● **What is required**
Without the pictures, print each of the records below exactly as it appears.

(Data entries for graphics)

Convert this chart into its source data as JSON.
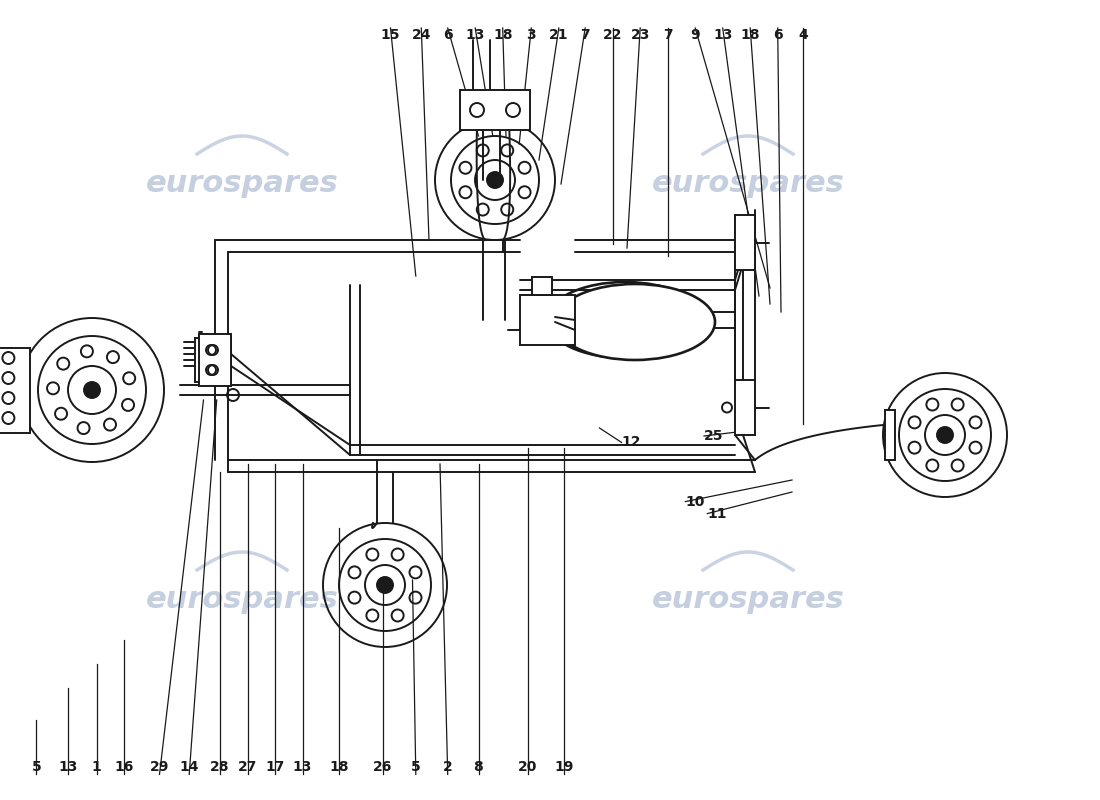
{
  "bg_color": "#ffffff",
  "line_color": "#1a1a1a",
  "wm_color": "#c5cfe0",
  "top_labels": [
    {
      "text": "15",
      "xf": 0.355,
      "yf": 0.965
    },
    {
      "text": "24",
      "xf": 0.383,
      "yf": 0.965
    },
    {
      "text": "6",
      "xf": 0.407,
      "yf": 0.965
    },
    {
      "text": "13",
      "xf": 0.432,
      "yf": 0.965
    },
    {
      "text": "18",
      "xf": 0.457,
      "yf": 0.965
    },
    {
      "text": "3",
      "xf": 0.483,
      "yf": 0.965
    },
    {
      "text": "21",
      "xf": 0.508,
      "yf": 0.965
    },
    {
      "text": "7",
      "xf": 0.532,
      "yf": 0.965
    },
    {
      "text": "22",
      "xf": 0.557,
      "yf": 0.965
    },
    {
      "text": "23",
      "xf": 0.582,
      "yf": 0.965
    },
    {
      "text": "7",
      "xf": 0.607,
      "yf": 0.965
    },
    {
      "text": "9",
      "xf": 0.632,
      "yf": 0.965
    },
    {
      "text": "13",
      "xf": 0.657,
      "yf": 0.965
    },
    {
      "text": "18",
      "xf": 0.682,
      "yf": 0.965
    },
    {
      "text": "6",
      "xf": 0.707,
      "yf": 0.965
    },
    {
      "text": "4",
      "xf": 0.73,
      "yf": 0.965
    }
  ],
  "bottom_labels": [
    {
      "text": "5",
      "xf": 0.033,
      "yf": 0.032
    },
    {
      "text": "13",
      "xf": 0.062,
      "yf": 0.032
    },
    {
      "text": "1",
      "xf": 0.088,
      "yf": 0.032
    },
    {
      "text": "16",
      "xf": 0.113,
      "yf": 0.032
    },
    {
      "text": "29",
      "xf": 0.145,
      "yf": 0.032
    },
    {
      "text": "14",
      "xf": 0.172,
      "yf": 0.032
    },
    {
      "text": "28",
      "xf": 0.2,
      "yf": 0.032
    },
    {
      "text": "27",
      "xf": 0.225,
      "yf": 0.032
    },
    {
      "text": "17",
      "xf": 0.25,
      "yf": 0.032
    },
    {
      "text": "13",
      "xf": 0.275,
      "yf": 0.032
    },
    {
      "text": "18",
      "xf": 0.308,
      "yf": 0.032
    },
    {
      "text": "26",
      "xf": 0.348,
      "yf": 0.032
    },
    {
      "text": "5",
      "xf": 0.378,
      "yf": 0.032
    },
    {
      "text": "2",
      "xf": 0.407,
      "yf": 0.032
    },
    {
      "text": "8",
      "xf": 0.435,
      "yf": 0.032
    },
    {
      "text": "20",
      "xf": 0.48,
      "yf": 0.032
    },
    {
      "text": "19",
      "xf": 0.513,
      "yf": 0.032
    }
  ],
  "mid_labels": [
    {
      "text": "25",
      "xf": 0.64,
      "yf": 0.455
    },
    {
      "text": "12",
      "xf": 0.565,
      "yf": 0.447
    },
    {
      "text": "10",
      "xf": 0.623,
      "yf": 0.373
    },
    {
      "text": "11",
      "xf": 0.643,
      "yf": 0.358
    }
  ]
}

● **The completed task**
Convert this chart into its source data as JSON.
{
  "bg_color": "#ffffff",
  "line_color": "#1a1a1a",
  "wm_color": "#c5cfe0",
  "top_labels": [
    {
      "text": "15",
      "xf": 0.355,
      "yf": 0.965
    },
    {
      "text": "24",
      "xf": 0.383,
      "yf": 0.965
    },
    {
      "text": "6",
      "xf": 0.407,
      "yf": 0.965
    },
    {
      "text": "13",
      "xf": 0.432,
      "yf": 0.965
    },
    {
      "text": "18",
      "xf": 0.457,
      "yf": 0.965
    },
    {
      "text": "3",
      "xf": 0.483,
      "yf": 0.965
    },
    {
      "text": "21",
      "xf": 0.508,
      "yf": 0.965
    },
    {
      "text": "7",
      "xf": 0.532,
      "yf": 0.965
    },
    {
      "text": "22",
      "xf": 0.557,
      "yf": 0.965
    },
    {
      "text": "23",
      "xf": 0.582,
      "yf": 0.965
    },
    {
      "text": "7",
      "xf": 0.607,
      "yf": 0.965
    },
    {
      "text": "9",
      "xf": 0.632,
      "yf": 0.965
    },
    {
      "text": "13",
      "xf": 0.657,
      "yf": 0.965
    },
    {
      "text": "18",
      "xf": 0.682,
      "yf": 0.965
    },
    {
      "text": "6",
      "xf": 0.707,
      "yf": 0.965
    },
    {
      "text": "4",
      "xf": 0.73,
      "yf": 0.965
    }
  ],
  "bottom_labels": [
    {
      "text": "5",
      "xf": 0.033,
      "yf": 0.032
    },
    {
      "text": "13",
      "xf": 0.062,
      "yf": 0.032
    },
    {
      "text": "1",
      "xf": 0.088,
      "yf": 0.032
    },
    {
      "text": "16",
      "xf": 0.113,
      "yf": 0.032
    },
    {
      "text": "29",
      "xf": 0.145,
      "yf": 0.032
    },
    {
      "text": "14",
      "xf": 0.172,
      "yf": 0.032
    },
    {
      "text": "28",
      "xf": 0.2,
      "yf": 0.032
    },
    {
      "text": "27",
      "xf": 0.225,
      "yf": 0.032
    },
    {
      "text": "17",
      "xf": 0.25,
      "yf": 0.032
    },
    {
      "text": "13",
      "xf": 0.275,
      "yf": 0.032
    },
    {
      "text": "18",
      "xf": 0.308,
      "yf": 0.032
    },
    {
      "text": "26",
      "xf": 0.348,
      "yf": 0.032
    },
    {
      "text": "5",
      "xf": 0.378,
      "yf": 0.032
    },
    {
      "text": "2",
      "xf": 0.407,
      "yf": 0.032
    },
    {
      "text": "8",
      "xf": 0.435,
      "yf": 0.032
    },
    {
      "text": "20",
      "xf": 0.48,
      "yf": 0.032
    },
    {
      "text": "19",
      "xf": 0.513,
      "yf": 0.032
    }
  ],
  "mid_labels": [
    {
      "text": "25",
      "xf": 0.64,
      "yf": 0.455
    },
    {
      "text": "12",
      "xf": 0.565,
      "yf": 0.447
    },
    {
      "text": "10",
      "xf": 0.623,
      "yf": 0.373
    },
    {
      "text": "11",
      "xf": 0.643,
      "yf": 0.358
    }
  ]
}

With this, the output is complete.